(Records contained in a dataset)
---------------

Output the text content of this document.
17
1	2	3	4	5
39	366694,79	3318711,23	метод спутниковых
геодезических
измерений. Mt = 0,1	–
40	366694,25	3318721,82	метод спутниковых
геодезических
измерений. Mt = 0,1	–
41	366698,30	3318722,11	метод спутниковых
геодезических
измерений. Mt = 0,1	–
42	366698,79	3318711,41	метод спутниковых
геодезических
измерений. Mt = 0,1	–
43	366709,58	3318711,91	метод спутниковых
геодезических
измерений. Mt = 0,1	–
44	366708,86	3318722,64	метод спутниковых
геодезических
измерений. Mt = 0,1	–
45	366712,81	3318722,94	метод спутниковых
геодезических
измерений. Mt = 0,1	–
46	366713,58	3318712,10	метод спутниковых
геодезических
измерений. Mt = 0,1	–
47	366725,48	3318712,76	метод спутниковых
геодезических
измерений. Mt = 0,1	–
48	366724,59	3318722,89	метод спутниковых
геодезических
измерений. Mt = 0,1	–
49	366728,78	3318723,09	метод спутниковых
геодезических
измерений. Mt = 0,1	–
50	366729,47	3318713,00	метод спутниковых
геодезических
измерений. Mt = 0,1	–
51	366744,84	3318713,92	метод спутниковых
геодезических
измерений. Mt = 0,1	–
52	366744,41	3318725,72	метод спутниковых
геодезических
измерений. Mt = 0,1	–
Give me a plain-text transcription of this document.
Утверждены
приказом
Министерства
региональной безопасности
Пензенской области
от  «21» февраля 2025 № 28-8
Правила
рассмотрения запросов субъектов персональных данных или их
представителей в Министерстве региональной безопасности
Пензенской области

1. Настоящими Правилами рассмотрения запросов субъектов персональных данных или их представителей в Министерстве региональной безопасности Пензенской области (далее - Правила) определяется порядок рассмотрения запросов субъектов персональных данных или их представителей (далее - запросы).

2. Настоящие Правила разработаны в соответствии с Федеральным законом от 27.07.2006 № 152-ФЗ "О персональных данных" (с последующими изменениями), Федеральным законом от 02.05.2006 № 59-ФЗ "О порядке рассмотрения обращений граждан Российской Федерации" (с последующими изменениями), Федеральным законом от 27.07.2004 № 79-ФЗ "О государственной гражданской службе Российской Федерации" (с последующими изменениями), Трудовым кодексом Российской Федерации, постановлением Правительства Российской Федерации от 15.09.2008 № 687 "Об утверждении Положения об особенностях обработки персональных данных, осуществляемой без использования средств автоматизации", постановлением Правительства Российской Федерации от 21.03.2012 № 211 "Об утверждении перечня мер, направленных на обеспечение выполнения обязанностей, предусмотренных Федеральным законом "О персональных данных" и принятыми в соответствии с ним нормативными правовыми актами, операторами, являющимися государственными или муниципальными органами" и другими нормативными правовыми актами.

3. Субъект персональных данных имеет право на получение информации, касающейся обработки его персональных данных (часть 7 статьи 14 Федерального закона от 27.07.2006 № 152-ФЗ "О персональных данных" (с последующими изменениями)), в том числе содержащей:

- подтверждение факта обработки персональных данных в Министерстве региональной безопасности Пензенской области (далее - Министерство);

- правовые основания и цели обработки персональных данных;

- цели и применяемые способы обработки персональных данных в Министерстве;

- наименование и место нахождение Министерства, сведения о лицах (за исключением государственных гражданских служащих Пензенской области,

---------------

From the listing above, collect each line in which the string "цели" appears.

- правовые основания и цели обработки персональных данных;
- цели и применяемые способы обработки персональных данных в Министерстве;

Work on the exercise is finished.